Records contained in a dataset:
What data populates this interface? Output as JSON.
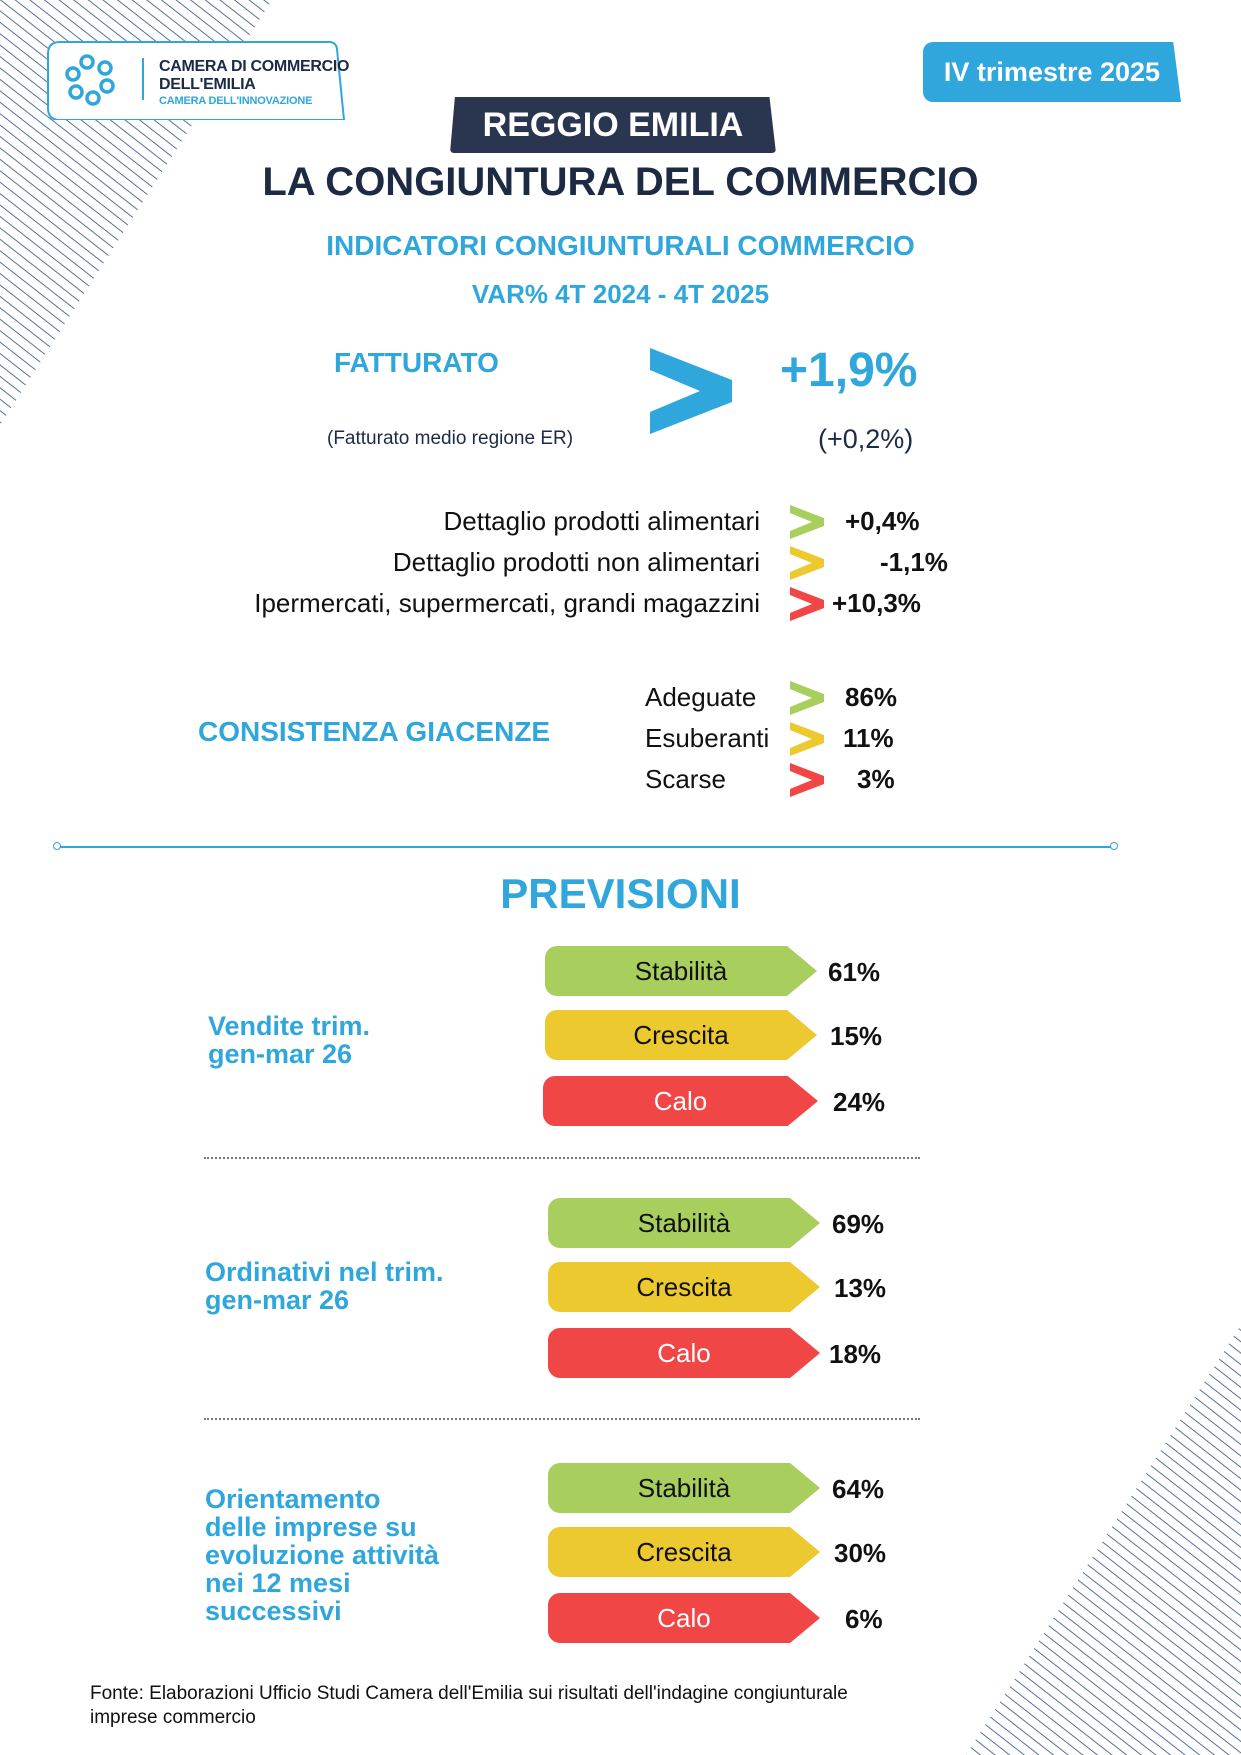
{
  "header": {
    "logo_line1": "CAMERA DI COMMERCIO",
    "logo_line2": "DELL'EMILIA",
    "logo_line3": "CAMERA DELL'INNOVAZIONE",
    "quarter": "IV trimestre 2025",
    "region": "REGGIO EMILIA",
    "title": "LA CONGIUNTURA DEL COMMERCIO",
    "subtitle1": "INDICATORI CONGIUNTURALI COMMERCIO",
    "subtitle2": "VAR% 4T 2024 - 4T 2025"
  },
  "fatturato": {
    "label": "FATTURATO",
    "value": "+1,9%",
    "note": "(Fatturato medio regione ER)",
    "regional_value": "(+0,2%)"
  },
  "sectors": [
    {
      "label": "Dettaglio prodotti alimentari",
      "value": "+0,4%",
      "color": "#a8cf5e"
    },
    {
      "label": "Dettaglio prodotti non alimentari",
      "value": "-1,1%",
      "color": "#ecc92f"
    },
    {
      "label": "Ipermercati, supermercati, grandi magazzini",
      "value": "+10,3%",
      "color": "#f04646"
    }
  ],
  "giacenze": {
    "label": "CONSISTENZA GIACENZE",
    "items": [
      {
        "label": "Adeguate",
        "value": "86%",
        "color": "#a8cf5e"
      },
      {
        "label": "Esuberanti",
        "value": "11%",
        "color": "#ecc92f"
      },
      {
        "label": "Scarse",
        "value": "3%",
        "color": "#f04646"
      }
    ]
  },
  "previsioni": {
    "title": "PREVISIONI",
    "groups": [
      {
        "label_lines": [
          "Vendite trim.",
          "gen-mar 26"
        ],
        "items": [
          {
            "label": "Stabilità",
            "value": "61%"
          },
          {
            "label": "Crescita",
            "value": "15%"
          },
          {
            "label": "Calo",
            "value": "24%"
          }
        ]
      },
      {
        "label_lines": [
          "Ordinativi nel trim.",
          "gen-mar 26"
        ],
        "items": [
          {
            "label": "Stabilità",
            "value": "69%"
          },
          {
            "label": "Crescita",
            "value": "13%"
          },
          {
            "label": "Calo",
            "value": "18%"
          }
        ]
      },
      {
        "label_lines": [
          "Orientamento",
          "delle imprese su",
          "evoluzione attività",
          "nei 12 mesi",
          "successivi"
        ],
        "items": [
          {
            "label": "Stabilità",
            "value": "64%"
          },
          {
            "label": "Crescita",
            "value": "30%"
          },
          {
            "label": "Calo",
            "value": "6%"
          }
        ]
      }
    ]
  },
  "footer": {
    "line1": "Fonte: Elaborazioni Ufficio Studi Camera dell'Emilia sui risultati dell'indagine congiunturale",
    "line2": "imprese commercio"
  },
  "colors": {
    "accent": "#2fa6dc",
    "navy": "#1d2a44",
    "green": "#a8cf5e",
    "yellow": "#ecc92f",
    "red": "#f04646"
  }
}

--

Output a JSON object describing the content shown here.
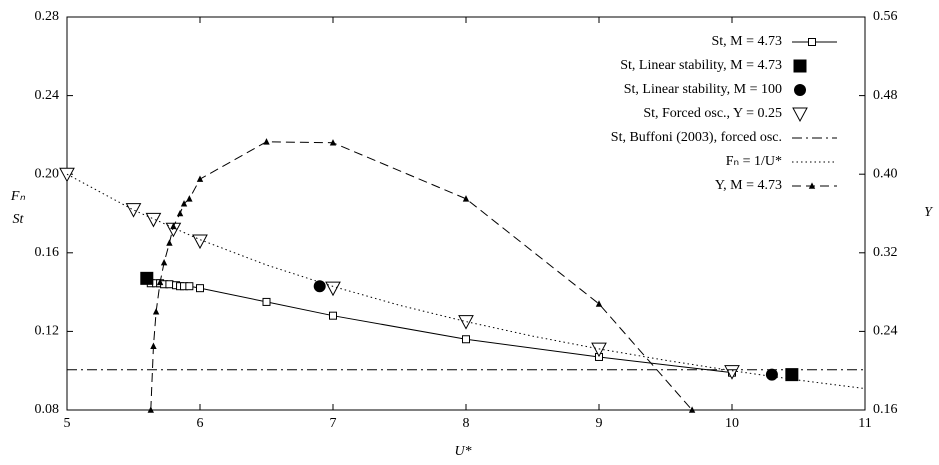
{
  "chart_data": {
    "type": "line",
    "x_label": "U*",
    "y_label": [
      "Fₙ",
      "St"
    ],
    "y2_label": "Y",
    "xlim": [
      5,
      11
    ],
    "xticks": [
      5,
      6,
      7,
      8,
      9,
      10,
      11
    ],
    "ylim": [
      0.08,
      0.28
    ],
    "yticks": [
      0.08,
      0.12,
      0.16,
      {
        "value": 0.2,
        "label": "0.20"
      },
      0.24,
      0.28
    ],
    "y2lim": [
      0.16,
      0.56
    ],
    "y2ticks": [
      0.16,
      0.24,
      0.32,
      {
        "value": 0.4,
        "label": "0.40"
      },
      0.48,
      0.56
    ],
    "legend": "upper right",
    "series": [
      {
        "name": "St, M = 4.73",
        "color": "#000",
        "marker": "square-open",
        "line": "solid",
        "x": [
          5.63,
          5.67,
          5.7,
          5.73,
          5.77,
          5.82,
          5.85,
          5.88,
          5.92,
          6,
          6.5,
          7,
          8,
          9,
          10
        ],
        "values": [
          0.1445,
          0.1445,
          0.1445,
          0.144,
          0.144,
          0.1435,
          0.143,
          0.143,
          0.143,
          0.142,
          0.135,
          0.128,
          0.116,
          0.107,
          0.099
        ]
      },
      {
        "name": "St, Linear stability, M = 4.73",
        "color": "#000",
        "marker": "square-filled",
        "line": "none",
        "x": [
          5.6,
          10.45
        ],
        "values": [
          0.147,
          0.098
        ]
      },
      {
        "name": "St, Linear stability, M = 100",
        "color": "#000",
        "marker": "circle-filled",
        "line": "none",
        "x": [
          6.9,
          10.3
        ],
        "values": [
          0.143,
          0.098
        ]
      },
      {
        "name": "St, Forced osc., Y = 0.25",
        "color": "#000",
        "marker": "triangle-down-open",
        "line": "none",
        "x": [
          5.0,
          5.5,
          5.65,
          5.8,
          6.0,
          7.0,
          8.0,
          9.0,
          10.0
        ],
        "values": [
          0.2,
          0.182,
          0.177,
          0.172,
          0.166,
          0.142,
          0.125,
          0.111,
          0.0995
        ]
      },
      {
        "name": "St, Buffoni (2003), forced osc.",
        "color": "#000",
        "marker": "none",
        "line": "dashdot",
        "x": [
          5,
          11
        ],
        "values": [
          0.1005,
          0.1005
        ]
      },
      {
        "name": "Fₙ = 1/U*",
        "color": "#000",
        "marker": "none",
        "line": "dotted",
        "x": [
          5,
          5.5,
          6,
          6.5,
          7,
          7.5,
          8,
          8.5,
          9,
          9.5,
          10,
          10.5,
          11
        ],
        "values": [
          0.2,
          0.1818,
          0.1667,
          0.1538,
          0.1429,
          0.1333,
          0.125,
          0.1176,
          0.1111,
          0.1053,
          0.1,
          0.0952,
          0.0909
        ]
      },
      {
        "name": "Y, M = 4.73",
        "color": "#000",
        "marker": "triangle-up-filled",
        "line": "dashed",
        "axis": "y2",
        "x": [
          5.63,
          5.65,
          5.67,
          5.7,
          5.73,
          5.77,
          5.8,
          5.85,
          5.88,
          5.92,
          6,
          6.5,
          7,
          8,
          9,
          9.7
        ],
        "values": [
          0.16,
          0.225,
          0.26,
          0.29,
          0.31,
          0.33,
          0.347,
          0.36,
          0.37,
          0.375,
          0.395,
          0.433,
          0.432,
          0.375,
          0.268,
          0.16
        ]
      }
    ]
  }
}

> Required work:
Tally every line of the data that holds the word "name" and write the count alone.

> Result:
7